- **EXERCISE INSTRUCTIONS**
Print the listing in its entirety and exactly, leaving out images.

(Data excerpts)

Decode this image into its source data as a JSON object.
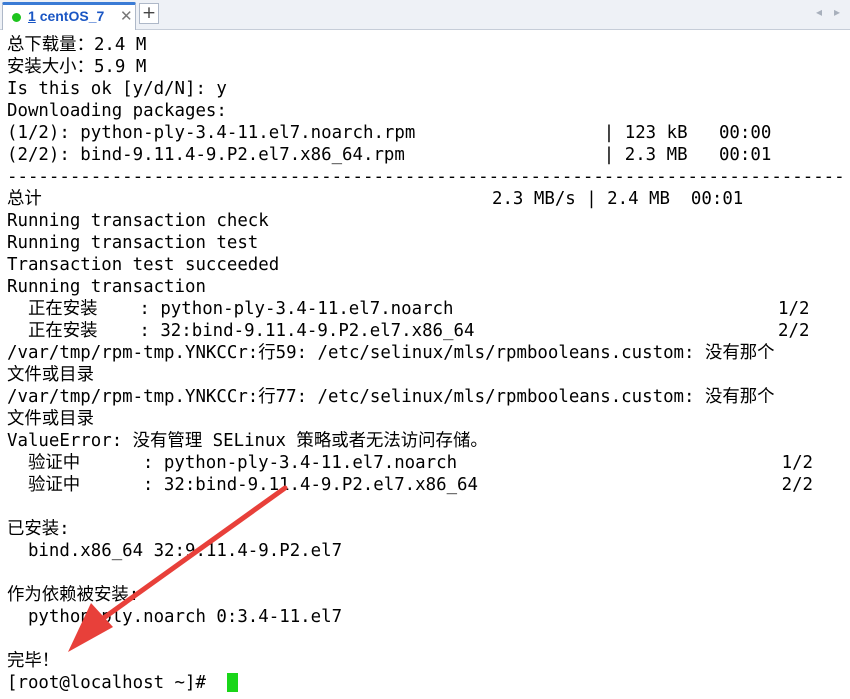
{
  "tab": {
    "number": "1",
    "title": "centOS_7",
    "close_glyph": "✕",
    "add_glyph": "+",
    "status_color": "#1ec41e"
  },
  "nav": {
    "prev_glyph": "◂",
    "next_glyph": "▸"
  },
  "terminal": {
    "lines": [
      "总下载量：2.4 M",
      "安装大小：5.9 M",
      "Is this ok [y/d/N]: y",
      "Downloading packages:",
      "(1/2): python-ply-3.4-11.el7.noarch.rpm                  | 123 kB   00:00",
      "(2/2): bind-9.11.4-9.P2.el7.x86_64.rpm                   | 2.3 MB   00:01",
      "--------------------------------------------------------------------------------",
      "总计                                           2.3 MB/s | 2.4 MB  00:01",
      "Running transaction check",
      "Running transaction test",
      "Transaction test succeeded",
      "Running transaction",
      "  正在安装    : python-ply-3.4-11.el7.noarch                               1/2",
      "  正在安装    : 32:bind-9.11.4-9.P2.el7.x86_64                             2/2",
      "/var/tmp/rpm-tmp.YNKCCr:行59: /etc/selinux/mls/rpmbooleans.custom: 没有那个",
      "文件或目录",
      "/var/tmp/rpm-tmp.YNKCCr:行77: /etc/selinux/mls/rpmbooleans.custom: 没有那个",
      "文件或目录",
      "ValueError: 没有管理 SELinux 策略或者无法访问存储。",
      "  验证中      : python-ply-3.4-11.el7.noarch                               1/2",
      "  验证中      : 32:bind-9.11.4-9.P2.el7.x86_64                             2/2",
      "",
      "已安装:",
      "  bind.x86_64 32:9.11.4-9.P2.el7",
      "",
      "作为依赖被安装:",
      "  python-ply.noarch 0:3.4-11.el7",
      "",
      "完毕！",
      "[root@localhost ~]# "
    ]
  },
  "colors": {
    "text": "#000000",
    "background": "#ffffff",
    "cursor": "#19d619",
    "annotation_arrow": "#e8403a",
    "tab_accent": "#1a56c4"
  }
}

- **SOLUTION**
Decode this image into its source data as a JSON object.
{
  "tab": {
    "number": "1",
    "title": "centOS_7",
    "close_glyph": "✕",
    "add_glyph": "+",
    "status_color": "#1ec41e"
  },
  "nav": {
    "prev_glyph": "◂",
    "next_glyph": "▸"
  },
  "terminal": {
    "lines": [
      "总下载量：2.4 M",
      "安装大小：5.9 M",
      "Is this ok [y/d/N]: y",
      "Downloading packages:",
      "(1/2): python-ply-3.4-11.el7.noarch.rpm                  | 123 kB   00:00",
      "(2/2): bind-9.11.4-9.P2.el7.x86_64.rpm                   | 2.3 MB   00:01",
      "--------------------------------------------------------------------------------",
      "总计                                           2.3 MB/s | 2.4 MB  00:01",
      "Running transaction check",
      "Running transaction test",
      "Transaction test succeeded",
      "Running transaction",
      "  正在安装    : python-ply-3.4-11.el7.noarch                               1/2",
      "  正在安装    : 32:bind-9.11.4-9.P2.el7.x86_64                             2/2",
      "/var/tmp/rpm-tmp.YNKCCr:行59: /etc/selinux/mls/rpmbooleans.custom: 没有那个",
      "文件或目录",
      "/var/tmp/rpm-tmp.YNKCCr:行77: /etc/selinux/mls/rpmbooleans.custom: 没有那个",
      "文件或目录",
      "ValueError: 没有管理 SELinux 策略或者无法访问存储。",
      "  验证中      : python-ply-3.4-11.el7.noarch                               1/2",
      "  验证中      : 32:bind-9.11.4-9.P2.el7.x86_64                             2/2",
      "",
      "已安装:",
      "  bind.x86_64 32:9.11.4-9.P2.el7",
      "",
      "作为依赖被安装:",
      "  python-ply.noarch 0:3.4-11.el7",
      "",
      "完毕！",
      "[root@localhost ~]# "
    ]
  },
  "colors": {
    "text": "#000000",
    "background": "#ffffff",
    "cursor": "#19d619",
    "annotation_arrow": "#e8403a",
    "tab_accent": "#1a56c4"
  }
}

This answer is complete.